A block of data
++++++++
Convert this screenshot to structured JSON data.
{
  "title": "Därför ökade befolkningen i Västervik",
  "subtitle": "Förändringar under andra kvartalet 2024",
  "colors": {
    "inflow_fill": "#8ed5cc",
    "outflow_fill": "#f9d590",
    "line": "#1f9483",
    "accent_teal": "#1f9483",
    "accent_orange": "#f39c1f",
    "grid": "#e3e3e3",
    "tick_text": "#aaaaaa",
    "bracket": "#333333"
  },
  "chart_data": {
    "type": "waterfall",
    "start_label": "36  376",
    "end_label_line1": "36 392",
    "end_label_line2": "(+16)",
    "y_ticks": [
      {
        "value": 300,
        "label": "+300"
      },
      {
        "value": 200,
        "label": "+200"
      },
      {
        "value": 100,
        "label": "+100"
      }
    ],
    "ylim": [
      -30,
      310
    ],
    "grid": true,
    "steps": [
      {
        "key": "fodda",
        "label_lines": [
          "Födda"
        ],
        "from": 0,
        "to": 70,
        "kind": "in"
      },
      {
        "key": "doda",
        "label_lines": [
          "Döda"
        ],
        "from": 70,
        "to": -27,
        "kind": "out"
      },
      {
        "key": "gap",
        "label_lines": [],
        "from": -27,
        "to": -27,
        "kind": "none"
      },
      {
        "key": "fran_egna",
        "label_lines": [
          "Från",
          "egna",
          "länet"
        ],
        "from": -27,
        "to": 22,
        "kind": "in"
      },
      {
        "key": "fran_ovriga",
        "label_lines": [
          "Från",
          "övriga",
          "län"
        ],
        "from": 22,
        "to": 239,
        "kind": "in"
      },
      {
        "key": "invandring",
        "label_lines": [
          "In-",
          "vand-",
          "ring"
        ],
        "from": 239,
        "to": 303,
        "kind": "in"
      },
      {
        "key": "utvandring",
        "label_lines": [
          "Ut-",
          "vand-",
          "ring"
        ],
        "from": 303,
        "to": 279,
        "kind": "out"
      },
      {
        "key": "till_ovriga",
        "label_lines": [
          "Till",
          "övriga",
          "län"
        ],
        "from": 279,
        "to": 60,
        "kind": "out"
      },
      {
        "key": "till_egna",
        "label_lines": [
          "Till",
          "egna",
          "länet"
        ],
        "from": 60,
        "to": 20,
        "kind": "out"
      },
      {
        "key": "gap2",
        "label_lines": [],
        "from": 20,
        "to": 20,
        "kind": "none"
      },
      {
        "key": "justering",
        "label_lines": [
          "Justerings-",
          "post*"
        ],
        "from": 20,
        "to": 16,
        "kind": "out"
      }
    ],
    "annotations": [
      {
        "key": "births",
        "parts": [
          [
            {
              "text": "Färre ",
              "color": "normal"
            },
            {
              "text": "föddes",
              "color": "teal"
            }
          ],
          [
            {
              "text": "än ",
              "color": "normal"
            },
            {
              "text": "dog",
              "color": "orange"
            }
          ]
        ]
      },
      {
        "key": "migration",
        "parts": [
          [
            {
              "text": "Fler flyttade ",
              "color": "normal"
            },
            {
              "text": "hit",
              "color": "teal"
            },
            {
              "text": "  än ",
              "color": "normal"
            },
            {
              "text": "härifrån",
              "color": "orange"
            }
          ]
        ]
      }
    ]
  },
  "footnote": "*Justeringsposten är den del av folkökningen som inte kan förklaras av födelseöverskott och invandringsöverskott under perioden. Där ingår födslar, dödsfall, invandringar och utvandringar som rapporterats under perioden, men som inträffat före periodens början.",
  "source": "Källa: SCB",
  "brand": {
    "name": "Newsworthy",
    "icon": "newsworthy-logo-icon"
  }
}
++++++++
▶ **What needs to be done**:
Extract every line above exactly as it stands.

▶ **Exercise answer**:
Convert this screenshot to structured JSON data.
{
  "title": "Därför ökade befolkningen i Västervik",
  "subtitle": "Förändringar under andra kvartalet 2024",
  "colors": {
    "inflow_fill": "#8ed5cc",
    "outflow_fill": "#f9d590",
    "line": "#1f9483",
    "accent_teal": "#1f9483",
    "accent_orange": "#f39c1f",
    "grid": "#e3e3e3",
    "tick_text": "#aaaaaa",
    "bracket": "#333333"
  },
  "chart_data": {
    "type": "waterfall",
    "start_label": "36  376",
    "end_label_line1": "36 392",
    "end_label_line2": "(+16)",
    "y_ticks": [
      {
        "value": 300,
        "label": "+300"
      },
      {
        "value": 200,
        "label": "+200"
      },
      {
        "value": 100,
        "label": "+100"
      }
    ],
    "ylim": [
      -30,
      310
    ],
    "grid": true,
    "steps": [
      {
        "key": "fodda",
        "label_lines": [
          "Födda"
        ],
        "from": 0,
        "to": 70,
        "kind": "in"
      },
      {
        "key": "doda",
        "label_lines": [
          "Döda"
        ],
        "from": 70,
        "to": -27,
        "kind": "out"
      },
      {
        "key": "gap",
        "label_lines": [],
        "from": -27,
        "to": -27,
        "kind": "none"
      },
      {
        "key": "fran_egna",
        "label_lines": [
          "Från",
          "egna",
          "länet"
        ],
        "from": -27,
        "to": 22,
        "kind": "in"
      },
      {
        "key": "fran_ovriga",
        "label_lines": [
          "Från",
          "övriga",
          "län"
        ],
        "from": 22,
        "to": 239,
        "kind": "in"
      },
      {
        "key": "invandring",
        "label_lines": [
          "In-",
          "vand-",
          "ring"
        ],
        "from": 239,
        "to": 303,
        "kind": "in"
      },
      {
        "key": "utvandring",
        "label_lines": [
          "Ut-",
          "vand-",
          "ring"
        ],
        "from": 303,
        "to": 279,
        "kind": "out"
      },
      {
        "key": "till_ovriga",
        "label_lines": [
          "Till",
          "övriga",
          "län"
        ],
        "from": 279,
        "to": 60,
        "kind": "out"
      },
      {
        "key": "till_egna",
        "label_lines": [
          "Till",
          "egna",
          "länet"
        ],
        "from": 60,
        "to": 20,
        "kind": "out"
      },
      {
        "key": "gap2",
        "label_lines": [],
        "from": 20,
        "to": 20,
        "kind": "none"
      },
      {
        "key": "justering",
        "label_lines": [
          "Justerings-",
          "post*"
        ],
        "from": 20,
        "to": 16,
        "kind": "out"
      }
    ],
    "annotations": [
      {
        "key": "births",
        "parts": [
          [
            {
              "text": "Färre ",
              "color": "normal"
            },
            {
              "text": "föddes",
              "color": "teal"
            }
          ],
          [
            {
              "text": "än ",
              "color": "normal"
            },
            {
              "text": "dog",
              "color": "orange"
            }
          ]
        ]
      },
      {
        "key": "migration",
        "parts": [
          [
            {
              "text": "Fler flyttade ",
              "color": "normal"
            },
            {
              "text": "hit",
              "color": "teal"
            },
            {
              "text": "  än ",
              "color": "normal"
            },
            {
              "text": "härifrån",
              "color": "orange"
            }
          ]
        ]
      }
    ]
  },
  "footnote": "*Justeringsposten är den del av folkökningen som inte kan förklaras av födelseöverskott och invandringsöverskott under perioden. Där ingår födslar, dödsfall, invandringar och utvandringar som rapporterats under perioden, men som inträffat före periodens början.",
  "source": "Källa: SCB",
  "brand": {
    "name": "Newsworthy",
    "icon": "newsworthy-logo-icon"
  }
}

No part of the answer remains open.